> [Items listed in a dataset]
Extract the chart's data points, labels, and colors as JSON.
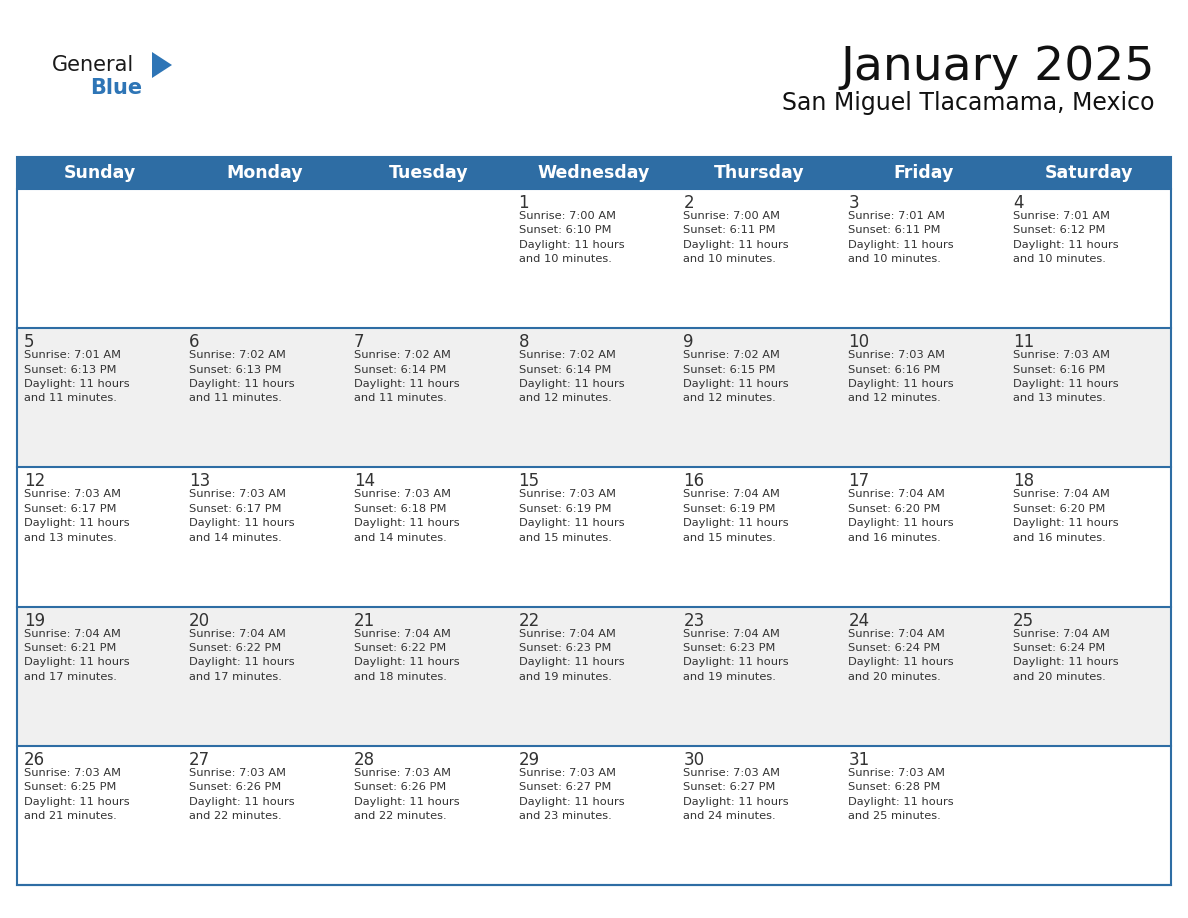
{
  "title": "January 2025",
  "subtitle": "San Miguel Tlacamama, Mexico",
  "header_color": "#2E6DA4",
  "header_text_color": "#FFFFFF",
  "border_color": "#2E6DA4",
  "row_border_color": "#2E6DA4",
  "text_color": "#333333",
  "info_text_color": "#333333",
  "alt_row_bg": "#F0F0F0",
  "white_bg": "#FFFFFF",
  "logo_color1": "#1a1a1a",
  "logo_color2": "#2E75B6",
  "days_of_week": [
    "Sunday",
    "Monday",
    "Tuesday",
    "Wednesday",
    "Thursday",
    "Friday",
    "Saturday"
  ],
  "calendar_data": [
    [
      {
        "day": "",
        "info": ""
      },
      {
        "day": "",
        "info": ""
      },
      {
        "day": "",
        "info": ""
      },
      {
        "day": "1",
        "info": "Sunrise: 7:00 AM\nSunset: 6:10 PM\nDaylight: 11 hours\nand 10 minutes."
      },
      {
        "day": "2",
        "info": "Sunrise: 7:00 AM\nSunset: 6:11 PM\nDaylight: 11 hours\nand 10 minutes."
      },
      {
        "day": "3",
        "info": "Sunrise: 7:01 AM\nSunset: 6:11 PM\nDaylight: 11 hours\nand 10 minutes."
      },
      {
        "day": "4",
        "info": "Sunrise: 7:01 AM\nSunset: 6:12 PM\nDaylight: 11 hours\nand 10 minutes."
      }
    ],
    [
      {
        "day": "5",
        "info": "Sunrise: 7:01 AM\nSunset: 6:13 PM\nDaylight: 11 hours\nand 11 minutes."
      },
      {
        "day": "6",
        "info": "Sunrise: 7:02 AM\nSunset: 6:13 PM\nDaylight: 11 hours\nand 11 minutes."
      },
      {
        "day": "7",
        "info": "Sunrise: 7:02 AM\nSunset: 6:14 PM\nDaylight: 11 hours\nand 11 minutes."
      },
      {
        "day": "8",
        "info": "Sunrise: 7:02 AM\nSunset: 6:14 PM\nDaylight: 11 hours\nand 12 minutes."
      },
      {
        "day": "9",
        "info": "Sunrise: 7:02 AM\nSunset: 6:15 PM\nDaylight: 11 hours\nand 12 minutes."
      },
      {
        "day": "10",
        "info": "Sunrise: 7:03 AM\nSunset: 6:16 PM\nDaylight: 11 hours\nand 12 minutes."
      },
      {
        "day": "11",
        "info": "Sunrise: 7:03 AM\nSunset: 6:16 PM\nDaylight: 11 hours\nand 13 minutes."
      }
    ],
    [
      {
        "day": "12",
        "info": "Sunrise: 7:03 AM\nSunset: 6:17 PM\nDaylight: 11 hours\nand 13 minutes."
      },
      {
        "day": "13",
        "info": "Sunrise: 7:03 AM\nSunset: 6:17 PM\nDaylight: 11 hours\nand 14 minutes."
      },
      {
        "day": "14",
        "info": "Sunrise: 7:03 AM\nSunset: 6:18 PM\nDaylight: 11 hours\nand 14 minutes."
      },
      {
        "day": "15",
        "info": "Sunrise: 7:03 AM\nSunset: 6:19 PM\nDaylight: 11 hours\nand 15 minutes."
      },
      {
        "day": "16",
        "info": "Sunrise: 7:04 AM\nSunset: 6:19 PM\nDaylight: 11 hours\nand 15 minutes."
      },
      {
        "day": "17",
        "info": "Sunrise: 7:04 AM\nSunset: 6:20 PM\nDaylight: 11 hours\nand 16 minutes."
      },
      {
        "day": "18",
        "info": "Sunrise: 7:04 AM\nSunset: 6:20 PM\nDaylight: 11 hours\nand 16 minutes."
      }
    ],
    [
      {
        "day": "19",
        "info": "Sunrise: 7:04 AM\nSunset: 6:21 PM\nDaylight: 11 hours\nand 17 minutes."
      },
      {
        "day": "20",
        "info": "Sunrise: 7:04 AM\nSunset: 6:22 PM\nDaylight: 11 hours\nand 17 minutes."
      },
      {
        "day": "21",
        "info": "Sunrise: 7:04 AM\nSunset: 6:22 PM\nDaylight: 11 hours\nand 18 minutes."
      },
      {
        "day": "22",
        "info": "Sunrise: 7:04 AM\nSunset: 6:23 PM\nDaylight: 11 hours\nand 19 minutes."
      },
      {
        "day": "23",
        "info": "Sunrise: 7:04 AM\nSunset: 6:23 PM\nDaylight: 11 hours\nand 19 minutes."
      },
      {
        "day": "24",
        "info": "Sunrise: 7:04 AM\nSunset: 6:24 PM\nDaylight: 11 hours\nand 20 minutes."
      },
      {
        "day": "25",
        "info": "Sunrise: 7:04 AM\nSunset: 6:24 PM\nDaylight: 11 hours\nand 20 minutes."
      }
    ],
    [
      {
        "day": "26",
        "info": "Sunrise: 7:03 AM\nSunset: 6:25 PM\nDaylight: 11 hours\nand 21 minutes."
      },
      {
        "day": "27",
        "info": "Sunrise: 7:03 AM\nSunset: 6:26 PM\nDaylight: 11 hours\nand 22 minutes."
      },
      {
        "day": "28",
        "info": "Sunrise: 7:03 AM\nSunset: 6:26 PM\nDaylight: 11 hours\nand 22 minutes."
      },
      {
        "day": "29",
        "info": "Sunrise: 7:03 AM\nSunset: 6:27 PM\nDaylight: 11 hours\nand 23 minutes."
      },
      {
        "day": "30",
        "info": "Sunrise: 7:03 AM\nSunset: 6:27 PM\nDaylight: 11 hours\nand 24 minutes."
      },
      {
        "day": "31",
        "info": "Sunrise: 7:03 AM\nSunset: 6:28 PM\nDaylight: 11 hours\nand 25 minutes."
      },
      {
        "day": "",
        "info": ""
      }
    ]
  ]
}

> [Your goal] Go through the listing above and write it all out exactly, leaving out any picture.

> [Finished exercise]
Extract the chart's data points, labels, and colors as JSON.
{
  "title": "January 2025",
  "subtitle": "San Miguel Tlacamama, Mexico",
  "header_color": "#2E6DA4",
  "header_text_color": "#FFFFFF",
  "border_color": "#2E6DA4",
  "row_border_color": "#2E6DA4",
  "text_color": "#333333",
  "info_text_color": "#333333",
  "alt_row_bg": "#F0F0F0",
  "white_bg": "#FFFFFF",
  "logo_color1": "#1a1a1a",
  "logo_color2": "#2E75B6",
  "days_of_week": [
    "Sunday",
    "Monday",
    "Tuesday",
    "Wednesday",
    "Thursday",
    "Friday",
    "Saturday"
  ],
  "calendar_data": [
    [
      {
        "day": "",
        "info": ""
      },
      {
        "day": "",
        "info": ""
      },
      {
        "day": "",
        "info": ""
      },
      {
        "day": "1",
        "info": "Sunrise: 7:00 AM\nSunset: 6:10 PM\nDaylight: 11 hours\nand 10 minutes."
      },
      {
        "day": "2",
        "info": "Sunrise: 7:00 AM\nSunset: 6:11 PM\nDaylight: 11 hours\nand 10 minutes."
      },
      {
        "day": "3",
        "info": "Sunrise: 7:01 AM\nSunset: 6:11 PM\nDaylight: 11 hours\nand 10 minutes."
      },
      {
        "day": "4",
        "info": "Sunrise: 7:01 AM\nSunset: 6:12 PM\nDaylight: 11 hours\nand 10 minutes."
      }
    ],
    [
      {
        "day": "5",
        "info": "Sunrise: 7:01 AM\nSunset: 6:13 PM\nDaylight: 11 hours\nand 11 minutes."
      },
      {
        "day": "6",
        "info": "Sunrise: 7:02 AM\nSunset: 6:13 PM\nDaylight: 11 hours\nand 11 minutes."
      },
      {
        "day": "7",
        "info": "Sunrise: 7:02 AM\nSunset: 6:14 PM\nDaylight: 11 hours\nand 11 minutes."
      },
      {
        "day": "8",
        "info": "Sunrise: 7:02 AM\nSunset: 6:14 PM\nDaylight: 11 hours\nand 12 minutes."
      },
      {
        "day": "9",
        "info": "Sunrise: 7:02 AM\nSunset: 6:15 PM\nDaylight: 11 hours\nand 12 minutes."
      },
      {
        "day": "10",
        "info": "Sunrise: 7:03 AM\nSunset: 6:16 PM\nDaylight: 11 hours\nand 12 minutes."
      },
      {
        "day": "11",
        "info": "Sunrise: 7:03 AM\nSunset: 6:16 PM\nDaylight: 11 hours\nand 13 minutes."
      }
    ],
    [
      {
        "day": "12",
        "info": "Sunrise: 7:03 AM\nSunset: 6:17 PM\nDaylight: 11 hours\nand 13 minutes."
      },
      {
        "day": "13",
        "info": "Sunrise: 7:03 AM\nSunset: 6:17 PM\nDaylight: 11 hours\nand 14 minutes."
      },
      {
        "day": "14",
        "info": "Sunrise: 7:03 AM\nSunset: 6:18 PM\nDaylight: 11 hours\nand 14 minutes."
      },
      {
        "day": "15",
        "info": "Sunrise: 7:03 AM\nSunset: 6:19 PM\nDaylight: 11 hours\nand 15 minutes."
      },
      {
        "day": "16",
        "info": "Sunrise: 7:04 AM\nSunset: 6:19 PM\nDaylight: 11 hours\nand 15 minutes."
      },
      {
        "day": "17",
        "info": "Sunrise: 7:04 AM\nSunset: 6:20 PM\nDaylight: 11 hours\nand 16 minutes."
      },
      {
        "day": "18",
        "info": "Sunrise: 7:04 AM\nSunset: 6:20 PM\nDaylight: 11 hours\nand 16 minutes."
      }
    ],
    [
      {
        "day": "19",
        "info": "Sunrise: 7:04 AM\nSunset: 6:21 PM\nDaylight: 11 hours\nand 17 minutes."
      },
      {
        "day": "20",
        "info": "Sunrise: 7:04 AM\nSunset: 6:22 PM\nDaylight: 11 hours\nand 17 minutes."
      },
      {
        "day": "21",
        "info": "Sunrise: 7:04 AM\nSunset: 6:22 PM\nDaylight: 11 hours\nand 18 minutes."
      },
      {
        "day": "22",
        "info": "Sunrise: 7:04 AM\nSunset: 6:23 PM\nDaylight: 11 hours\nand 19 minutes."
      },
      {
        "day": "23",
        "info": "Sunrise: 7:04 AM\nSunset: 6:23 PM\nDaylight: 11 hours\nand 19 minutes."
      },
      {
        "day": "24",
        "info": "Sunrise: 7:04 AM\nSunset: 6:24 PM\nDaylight: 11 hours\nand 20 minutes."
      },
      {
        "day": "25",
        "info": "Sunrise: 7:04 AM\nSunset: 6:24 PM\nDaylight: 11 hours\nand 20 minutes."
      }
    ],
    [
      {
        "day": "26",
        "info": "Sunrise: 7:03 AM\nSunset: 6:25 PM\nDaylight: 11 hours\nand 21 minutes."
      },
      {
        "day": "27",
        "info": "Sunrise: 7:03 AM\nSunset: 6:26 PM\nDaylight: 11 hours\nand 22 minutes."
      },
      {
        "day": "28",
        "info": "Sunrise: 7:03 AM\nSunset: 6:26 PM\nDaylight: 11 hours\nand 22 minutes."
      },
      {
        "day": "29",
        "info": "Sunrise: 7:03 AM\nSunset: 6:27 PM\nDaylight: 11 hours\nand 23 minutes."
      },
      {
        "day": "30",
        "info": "Sunrise: 7:03 AM\nSunset: 6:27 PM\nDaylight: 11 hours\nand 24 minutes."
      },
      {
        "day": "31",
        "info": "Sunrise: 7:03 AM\nSunset: 6:28 PM\nDaylight: 11 hours\nand 25 minutes."
      },
      {
        "day": "",
        "info": ""
      }
    ]
  ]
}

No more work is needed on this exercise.